## What is asked
Transcribe the records that follow in their entirety, omitting any pictures.

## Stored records
begin

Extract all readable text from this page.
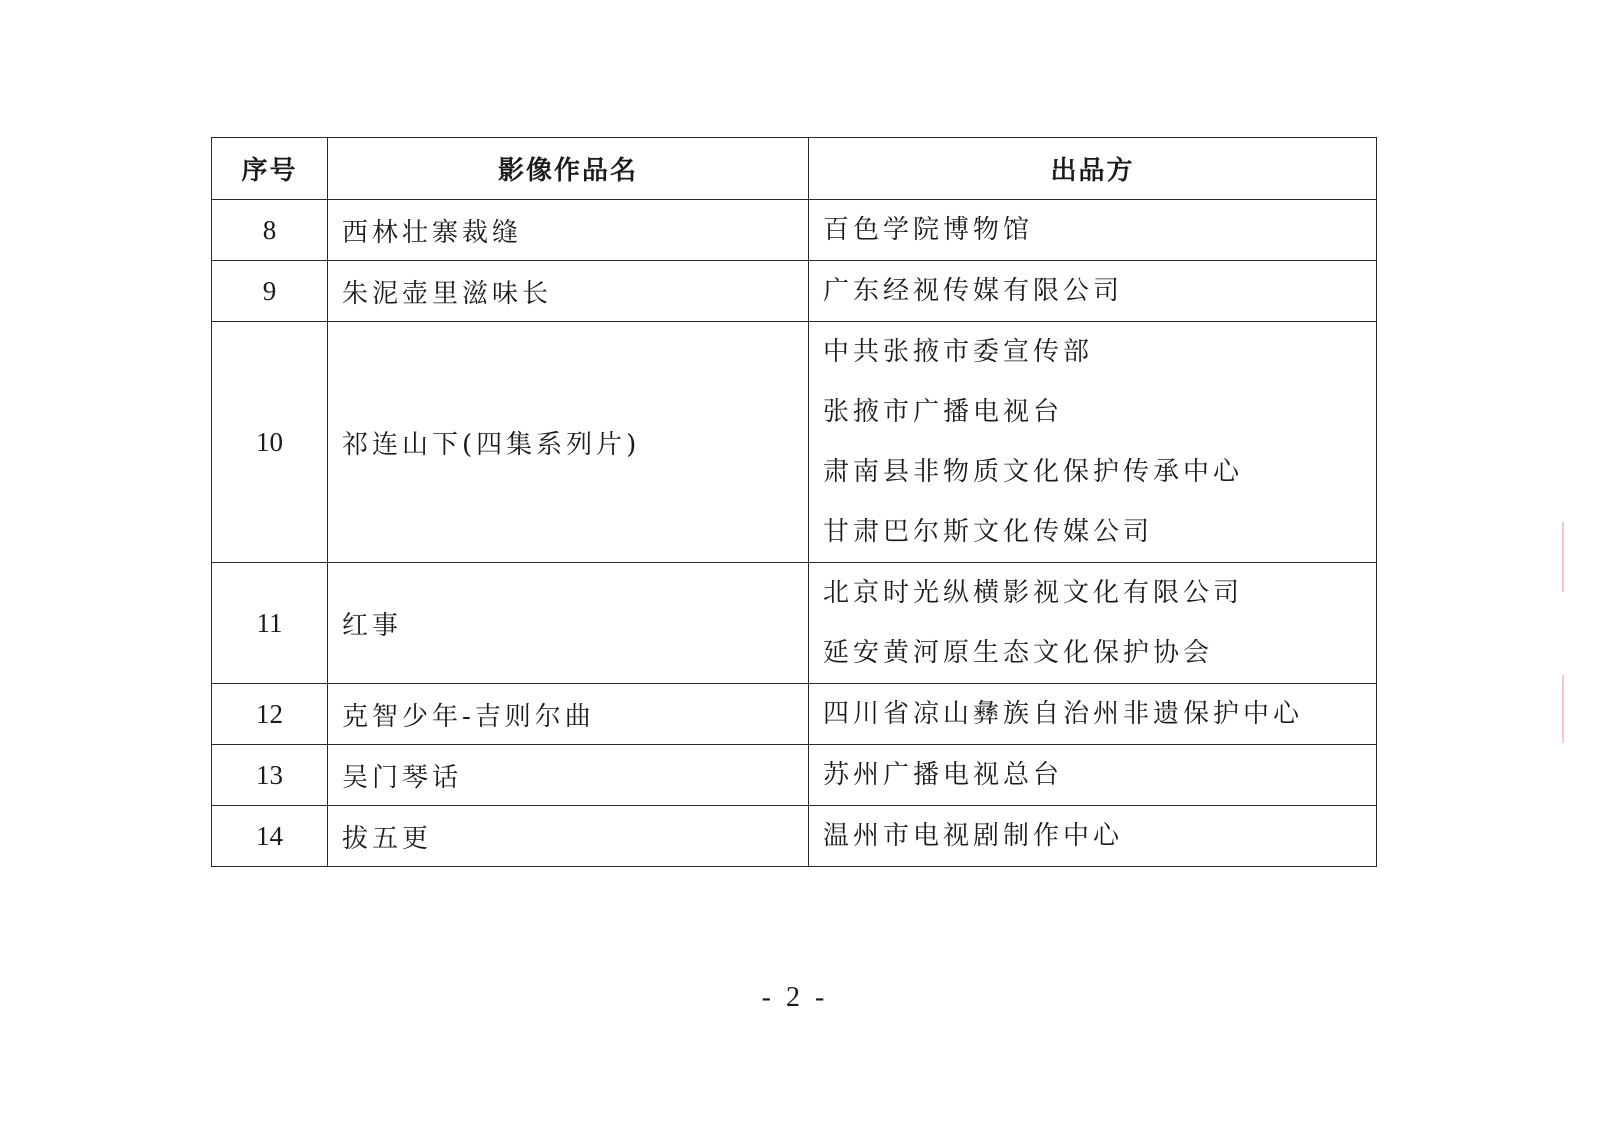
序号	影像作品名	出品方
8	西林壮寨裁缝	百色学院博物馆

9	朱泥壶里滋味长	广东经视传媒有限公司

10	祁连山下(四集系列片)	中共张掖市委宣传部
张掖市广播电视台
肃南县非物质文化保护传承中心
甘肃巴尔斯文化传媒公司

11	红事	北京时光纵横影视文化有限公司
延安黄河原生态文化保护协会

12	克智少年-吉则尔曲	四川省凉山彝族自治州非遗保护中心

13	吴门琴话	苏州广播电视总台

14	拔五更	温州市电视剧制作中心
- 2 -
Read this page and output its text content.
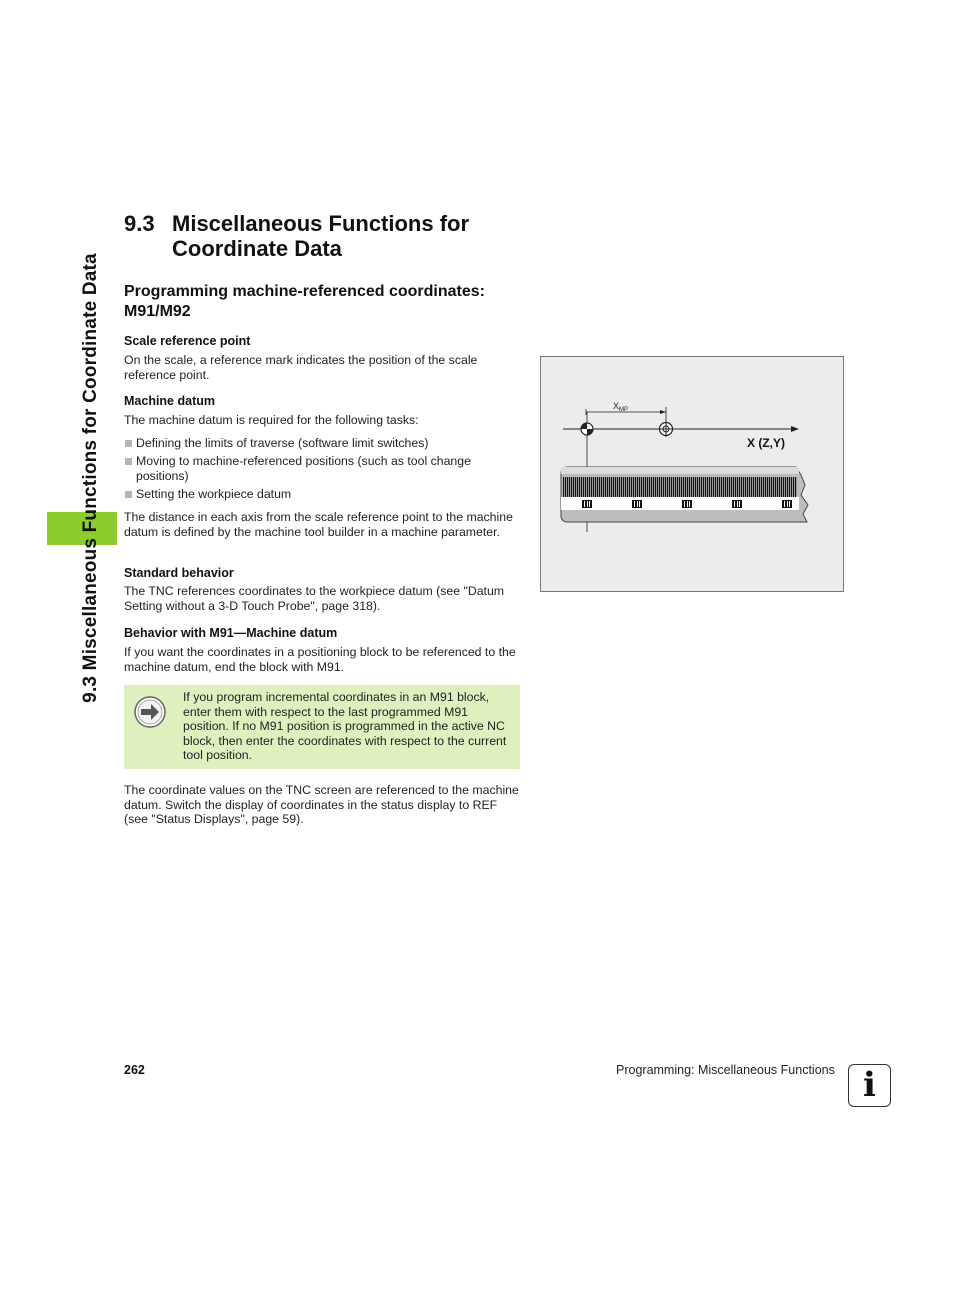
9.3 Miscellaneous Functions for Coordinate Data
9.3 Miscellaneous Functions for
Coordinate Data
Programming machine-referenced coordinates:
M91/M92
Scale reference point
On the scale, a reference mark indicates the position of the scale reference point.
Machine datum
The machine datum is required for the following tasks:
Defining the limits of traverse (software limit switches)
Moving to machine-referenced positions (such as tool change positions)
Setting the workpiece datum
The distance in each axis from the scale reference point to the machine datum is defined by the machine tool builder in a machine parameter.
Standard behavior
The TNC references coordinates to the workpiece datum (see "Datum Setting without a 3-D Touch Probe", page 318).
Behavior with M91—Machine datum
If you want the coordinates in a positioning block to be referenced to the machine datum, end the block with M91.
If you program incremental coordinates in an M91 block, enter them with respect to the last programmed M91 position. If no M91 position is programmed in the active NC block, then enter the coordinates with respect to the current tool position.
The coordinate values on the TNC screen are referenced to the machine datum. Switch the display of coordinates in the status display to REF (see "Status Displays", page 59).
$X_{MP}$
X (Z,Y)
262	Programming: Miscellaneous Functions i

end

## Reply to the task
Extract all readable text from this page.
序号	影像作品名	出品方
8	西林壮寨裁缝	百色学院博物馆

9	朱泥壶里滋味长	广东经视传媒有限公司

10	祁连山下(四集系列片)	中共张掖市委宣传部
张掖市广播电视台
肃南县非物质文化保护传承中心
甘肃巴尔斯文化传媒公司

11	红事	北京时光纵横影视文化有限公司
延安黄河原生态文化保护协会

12	克智少年-吉则尔曲	四川省凉山彝族自治州非遗保护中心

13	吴门琴话	苏州广播电视总台

14	拔五更	温州市电视剧制作中心
- 2 -
Read this page and output its text content.
9.3 Miscellaneous Functions for Coordinate Data
9.3 Miscellaneous Functions for
Coordinate Data
Programming machine-referenced coordinates:
M91/M92
Scale reference point
On the scale, a reference mark indicates the position of the scale reference point.
Machine datum
The machine datum is required for the following tasks:
Defining the limits of traverse (software limit switches)
Moving to machine-referenced positions (such as tool change positions)
Setting the workpiece datum
The distance in each axis from the scale reference point to the machine datum is defined by the machine tool builder in a machine parameter.
Standard behavior
The TNC references coordinates to the workpiece datum (see "Datum Setting without a 3-D Touch Probe", page 318).
Behavior with M91—Machine datum
If you want the coordinates in a positioning block to be referenced to the machine datum, end the block with M91.
If you program incremental coordinates in an M91 block, enter them with respect to the last programmed M91 position. If no M91 position is programmed in the active NC block, then enter the coordinates with respect to the current tool position.
The coordinate values on the TNC screen are referenced to the machine datum. Switch the display of coordinates in the status display to REF (see "Status Displays", page 59).
$X_{MP}$
X (Z,Y)
262	Programming: Miscellaneous Functions i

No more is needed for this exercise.